[Some records]
* begin *

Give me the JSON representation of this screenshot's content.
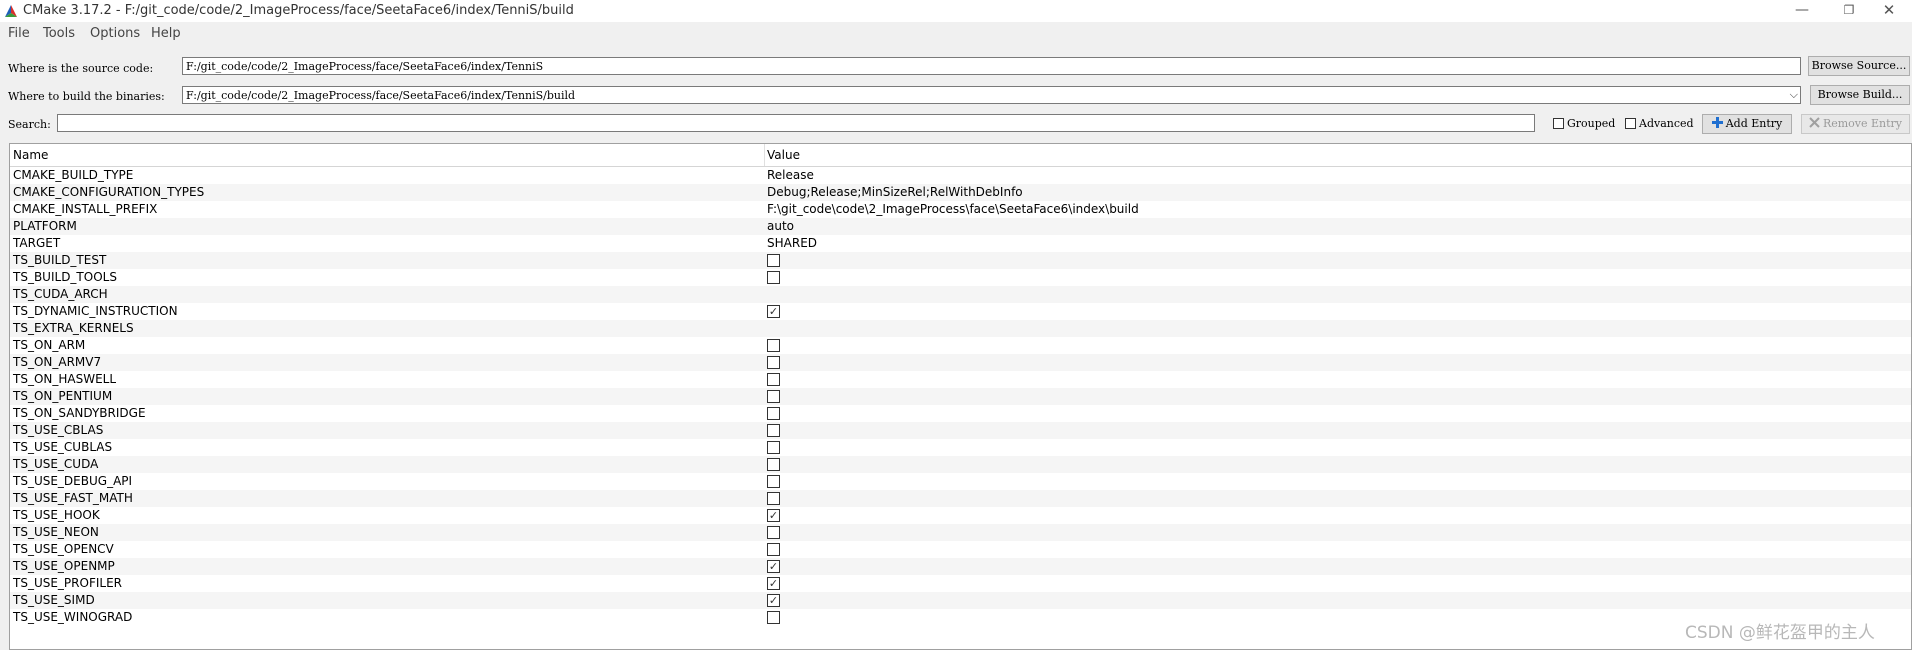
{
  "window": {
    "title": "CMake 3.17.2 - F:/git_code/code/2_ImageProcess/face/SeetaFace6/index/TenniS/build",
    "minimize_glyph": "—",
    "maximize_glyph": "❐",
    "close_glyph": "✕"
  },
  "menu": {
    "items": [
      "File",
      "Tools",
      "Options",
      "Help"
    ]
  },
  "source": {
    "label": "Where is the source code:",
    "value": "F:/git_code/code/2_ImageProcess/face/SeetaFace6/index/TenniS",
    "browse_label": "Browse Source..."
  },
  "build": {
    "label": "Where to build the binaries:",
    "value": "F:/git_code/code/2_ImageProcess/face/SeetaFace6/index/TenniS/build",
    "browse_label": "Browse Build...",
    "dropdown_glyph": "⌵"
  },
  "search": {
    "label": "Search:",
    "value": "",
    "grouped_label": "Grouped",
    "advanced_label": "Advanced",
    "add_entry_label": "Add Entry",
    "remove_entry_label": "Remove Entry"
  },
  "table": {
    "headers": {
      "name": "Name",
      "value": "Value"
    },
    "check_glyph": "✓",
    "rows": [
      {
        "name": "CMAKE_BUILD_TYPE",
        "type": "text",
        "value": "Release"
      },
      {
        "name": "CMAKE_CONFIGURATION_TYPES",
        "type": "text",
        "value": "Debug;Release;MinSizeRel;RelWithDebInfo"
      },
      {
        "name": "CMAKE_INSTALL_PREFIX",
        "type": "text",
        "value": "F:\\git_code\\code\\2_ImageProcess\\face\\SeetaFace6\\index\\build"
      },
      {
        "name": "PLATFORM",
        "type": "text",
        "value": "auto"
      },
      {
        "name": "TARGET",
        "type": "text",
        "value": "SHARED"
      },
      {
        "name": "TS_BUILD_TEST",
        "type": "bool",
        "checked": false
      },
      {
        "name": "TS_BUILD_TOOLS",
        "type": "bool",
        "checked": false
      },
      {
        "name": "TS_CUDA_ARCH",
        "type": "text",
        "value": ""
      },
      {
        "name": "TS_DYNAMIC_INSTRUCTION",
        "type": "bool",
        "checked": true
      },
      {
        "name": "TS_EXTRA_KERNELS",
        "type": "text",
        "value": ""
      },
      {
        "name": "TS_ON_ARM",
        "type": "bool",
        "checked": false
      },
      {
        "name": "TS_ON_ARMV7",
        "type": "bool",
        "checked": false
      },
      {
        "name": "TS_ON_HASWELL",
        "type": "bool",
        "checked": false
      },
      {
        "name": "TS_ON_PENTIUM",
        "type": "bool",
        "checked": false
      },
      {
        "name": "TS_ON_SANDYBRIDGE",
        "type": "bool",
        "checked": false
      },
      {
        "name": "TS_USE_CBLAS",
        "type": "bool",
        "checked": false
      },
      {
        "name": "TS_USE_CUBLAS",
        "type": "bool",
        "checked": false
      },
      {
        "name": "TS_USE_CUDA",
        "type": "bool",
        "checked": false
      },
      {
        "name": "TS_USE_DEBUG_API",
        "type": "bool",
        "checked": false
      },
      {
        "name": "TS_USE_FAST_MATH",
        "type": "bool",
        "checked": false
      },
      {
        "name": "TS_USE_HOOK",
        "type": "bool",
        "checked": true
      },
      {
        "name": "TS_USE_NEON",
        "type": "bool",
        "checked": false
      },
      {
        "name": "TS_USE_OPENCV",
        "type": "bool",
        "checked": false
      },
      {
        "name": "TS_USE_OPENMP",
        "type": "bool",
        "checked": true
      },
      {
        "name": "TS_USE_PROFILER",
        "type": "bool",
        "checked": true
      },
      {
        "name": "TS_USE_SIMD",
        "type": "bool",
        "checked": true
      },
      {
        "name": "TS_USE_WINOGRAD",
        "type": "bool",
        "checked": false
      }
    ]
  },
  "watermark": "CSDN @鲜花盔甲的主人",
  "colors": {
    "logo_red": "#d9302c",
    "logo_green": "#3a9b3a",
    "logo_blue": "#1f5fb8",
    "add_icon_blue": "#1f6fd0"
  }
}
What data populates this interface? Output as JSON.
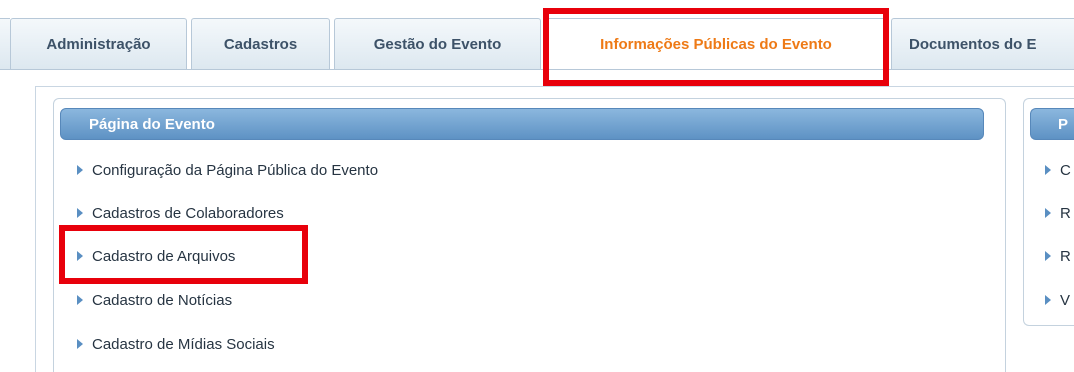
{
  "tabs": [
    {
      "label": "Administração"
    },
    {
      "label": "Cadastros"
    },
    {
      "label": "Gestão do Evento"
    },
    {
      "label": "Informações Públicas do Evento",
      "active": true
    },
    {
      "label": "Documentos do E"
    }
  ],
  "left_panel": {
    "title": "Página do Evento",
    "items": [
      {
        "label": "Configuração da Página Pública do Evento"
      },
      {
        "label": "Cadastros de Colaboradores"
      },
      {
        "label": "Cadastro de Arquivos"
      },
      {
        "label": "Cadastro de Notícias"
      },
      {
        "label": "Cadastro de Mídias Sociais"
      }
    ]
  },
  "right_panel": {
    "title": "P",
    "items": [
      {
        "label": "C"
      },
      {
        "label": "R"
      },
      {
        "label": "R"
      },
      {
        "label": "V"
      }
    ]
  },
  "colors": {
    "highlight": "#e8000b",
    "active_tab_text": "#ee7a16",
    "panel_header": "#6f9fcf"
  },
  "icons": {
    "list_bullet": "triangle-right-icon"
  }
}
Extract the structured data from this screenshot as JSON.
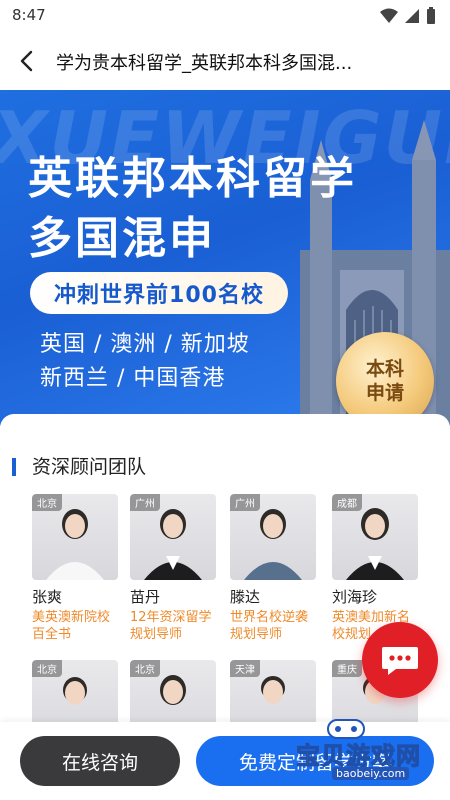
{
  "status_bar": {
    "time": "8:47"
  },
  "nav": {
    "title": "学为贵本科留学_英联邦本科多国混..."
  },
  "banner": {
    "watermark": "XUEWEIGUI",
    "title_line1": "英联邦本科留学",
    "title_line2": "多国混申",
    "pill": "冲刺世界前100名校",
    "regions_line1": "英国 / 澳洲 / 新加坡",
    "regions_line2": "新西兰 / 中国香港",
    "seal_line1": "本科",
    "seal_line2": "申请"
  },
  "section": {
    "title": "资深顾问团队"
  },
  "advisors": [
    {
      "city": "北京",
      "name": "张爽",
      "desc": "美英澳新院校百全书"
    },
    {
      "city": "广州",
      "name": "苗丹",
      "desc": "12年资深留学规划导师"
    },
    {
      "city": "广州",
      "name": "滕达",
      "desc": "世界名校逆袭规划导师"
    },
    {
      "city": "成都",
      "name": "刘海珍",
      "desc": "英澳美加新名校规划"
    },
    {
      "city": "北京",
      "name": "",
      "desc": ""
    },
    {
      "city": "北京",
      "name": "",
      "desc": ""
    },
    {
      "city": "天津",
      "name": "",
      "desc": ""
    },
    {
      "city": "重庆",
      "name": "",
      "desc": ""
    }
  ],
  "bottom": {
    "consult_label": "在线咨询",
    "free_label": "免费定制留学方案"
  },
  "watermark_logo": {
    "text": "宝贝游戏网",
    "url": "baobeiy.com"
  },
  "colors": {
    "primary": "#1a6ff0",
    "accent_orange": "#ef8a2a",
    "chat_red": "#e11f26",
    "dark_button": "#3a3a3d"
  }
}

* end *

## Task statement
Your task is to gather all lines from the entries above that hold the word "Release".

## The solution
        "value": "Release"
        "value": "Debug;Release;MinSizeRel;RelWithDebInfo"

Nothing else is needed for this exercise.